Problem statement —
From the entries below, list each line with "type".

— Start of Dataset content —

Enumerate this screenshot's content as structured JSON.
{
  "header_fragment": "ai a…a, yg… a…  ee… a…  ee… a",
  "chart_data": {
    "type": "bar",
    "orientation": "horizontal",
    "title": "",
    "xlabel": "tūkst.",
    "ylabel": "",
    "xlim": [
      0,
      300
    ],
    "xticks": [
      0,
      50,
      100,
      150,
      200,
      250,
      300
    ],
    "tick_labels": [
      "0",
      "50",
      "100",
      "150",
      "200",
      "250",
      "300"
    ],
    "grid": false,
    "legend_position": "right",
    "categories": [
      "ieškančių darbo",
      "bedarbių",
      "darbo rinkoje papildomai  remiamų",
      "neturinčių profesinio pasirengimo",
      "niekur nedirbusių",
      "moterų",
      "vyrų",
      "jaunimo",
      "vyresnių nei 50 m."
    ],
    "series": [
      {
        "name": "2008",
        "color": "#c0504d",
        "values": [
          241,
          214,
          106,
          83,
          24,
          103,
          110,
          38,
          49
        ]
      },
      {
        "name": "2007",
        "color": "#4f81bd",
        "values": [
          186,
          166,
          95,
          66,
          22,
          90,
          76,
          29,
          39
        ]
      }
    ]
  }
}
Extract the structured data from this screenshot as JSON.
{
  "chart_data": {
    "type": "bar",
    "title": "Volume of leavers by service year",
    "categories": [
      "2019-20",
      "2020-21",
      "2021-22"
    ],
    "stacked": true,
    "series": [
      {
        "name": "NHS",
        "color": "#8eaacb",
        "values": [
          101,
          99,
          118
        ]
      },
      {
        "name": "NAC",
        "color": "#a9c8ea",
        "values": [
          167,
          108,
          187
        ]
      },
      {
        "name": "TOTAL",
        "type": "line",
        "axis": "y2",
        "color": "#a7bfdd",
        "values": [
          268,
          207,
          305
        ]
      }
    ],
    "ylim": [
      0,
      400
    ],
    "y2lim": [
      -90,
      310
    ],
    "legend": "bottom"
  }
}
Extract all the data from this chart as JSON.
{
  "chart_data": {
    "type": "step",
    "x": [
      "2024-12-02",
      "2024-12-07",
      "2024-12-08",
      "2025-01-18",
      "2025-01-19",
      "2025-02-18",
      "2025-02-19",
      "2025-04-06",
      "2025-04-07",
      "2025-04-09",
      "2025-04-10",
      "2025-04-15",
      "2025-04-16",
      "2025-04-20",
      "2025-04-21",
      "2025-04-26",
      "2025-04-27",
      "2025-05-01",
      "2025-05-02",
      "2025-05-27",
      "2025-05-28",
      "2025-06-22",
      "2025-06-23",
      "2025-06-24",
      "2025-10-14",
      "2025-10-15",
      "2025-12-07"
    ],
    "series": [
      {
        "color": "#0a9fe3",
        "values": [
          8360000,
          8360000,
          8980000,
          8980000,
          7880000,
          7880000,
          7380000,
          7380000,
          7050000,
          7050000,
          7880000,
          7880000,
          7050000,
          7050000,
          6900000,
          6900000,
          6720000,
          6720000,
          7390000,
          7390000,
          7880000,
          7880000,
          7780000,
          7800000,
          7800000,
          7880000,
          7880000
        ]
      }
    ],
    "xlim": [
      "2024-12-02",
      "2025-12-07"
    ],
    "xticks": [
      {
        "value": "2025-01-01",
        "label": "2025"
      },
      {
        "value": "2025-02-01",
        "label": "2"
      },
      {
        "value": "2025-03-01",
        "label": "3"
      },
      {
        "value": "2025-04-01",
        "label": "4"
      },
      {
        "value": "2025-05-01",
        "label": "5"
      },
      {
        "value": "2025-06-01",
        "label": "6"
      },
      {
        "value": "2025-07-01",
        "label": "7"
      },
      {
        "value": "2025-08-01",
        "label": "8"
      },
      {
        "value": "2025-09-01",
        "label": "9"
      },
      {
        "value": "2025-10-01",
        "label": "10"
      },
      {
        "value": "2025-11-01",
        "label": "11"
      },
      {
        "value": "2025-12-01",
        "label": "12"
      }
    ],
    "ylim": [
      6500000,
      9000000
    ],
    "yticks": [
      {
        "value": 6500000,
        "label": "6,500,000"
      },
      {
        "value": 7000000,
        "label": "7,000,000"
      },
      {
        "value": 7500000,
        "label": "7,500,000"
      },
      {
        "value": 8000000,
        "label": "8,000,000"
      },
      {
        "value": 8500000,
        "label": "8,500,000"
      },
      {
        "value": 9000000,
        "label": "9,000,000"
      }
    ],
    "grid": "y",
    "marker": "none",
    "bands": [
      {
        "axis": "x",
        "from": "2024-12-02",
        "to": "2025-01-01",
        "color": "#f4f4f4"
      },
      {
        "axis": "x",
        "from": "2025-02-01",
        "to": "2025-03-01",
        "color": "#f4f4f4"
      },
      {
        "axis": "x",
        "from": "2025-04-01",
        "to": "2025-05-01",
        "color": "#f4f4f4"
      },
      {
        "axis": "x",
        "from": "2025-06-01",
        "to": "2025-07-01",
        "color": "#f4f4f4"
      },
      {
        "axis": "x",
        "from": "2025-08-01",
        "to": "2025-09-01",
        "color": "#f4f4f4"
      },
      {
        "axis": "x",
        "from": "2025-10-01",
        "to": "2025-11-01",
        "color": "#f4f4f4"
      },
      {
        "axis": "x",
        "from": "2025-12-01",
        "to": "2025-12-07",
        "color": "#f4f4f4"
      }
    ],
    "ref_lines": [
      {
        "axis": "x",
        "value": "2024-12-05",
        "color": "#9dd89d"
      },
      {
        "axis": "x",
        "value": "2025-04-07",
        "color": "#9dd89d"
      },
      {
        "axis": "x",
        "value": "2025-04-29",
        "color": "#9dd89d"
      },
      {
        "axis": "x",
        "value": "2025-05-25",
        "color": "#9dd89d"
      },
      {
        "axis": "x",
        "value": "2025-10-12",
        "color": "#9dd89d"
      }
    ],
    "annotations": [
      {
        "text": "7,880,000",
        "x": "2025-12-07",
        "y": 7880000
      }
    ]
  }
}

— End of Dataset content —

Exercise result —
    "type": "bar",
    "type": "bar",
        "type": "line",
    "type": "step",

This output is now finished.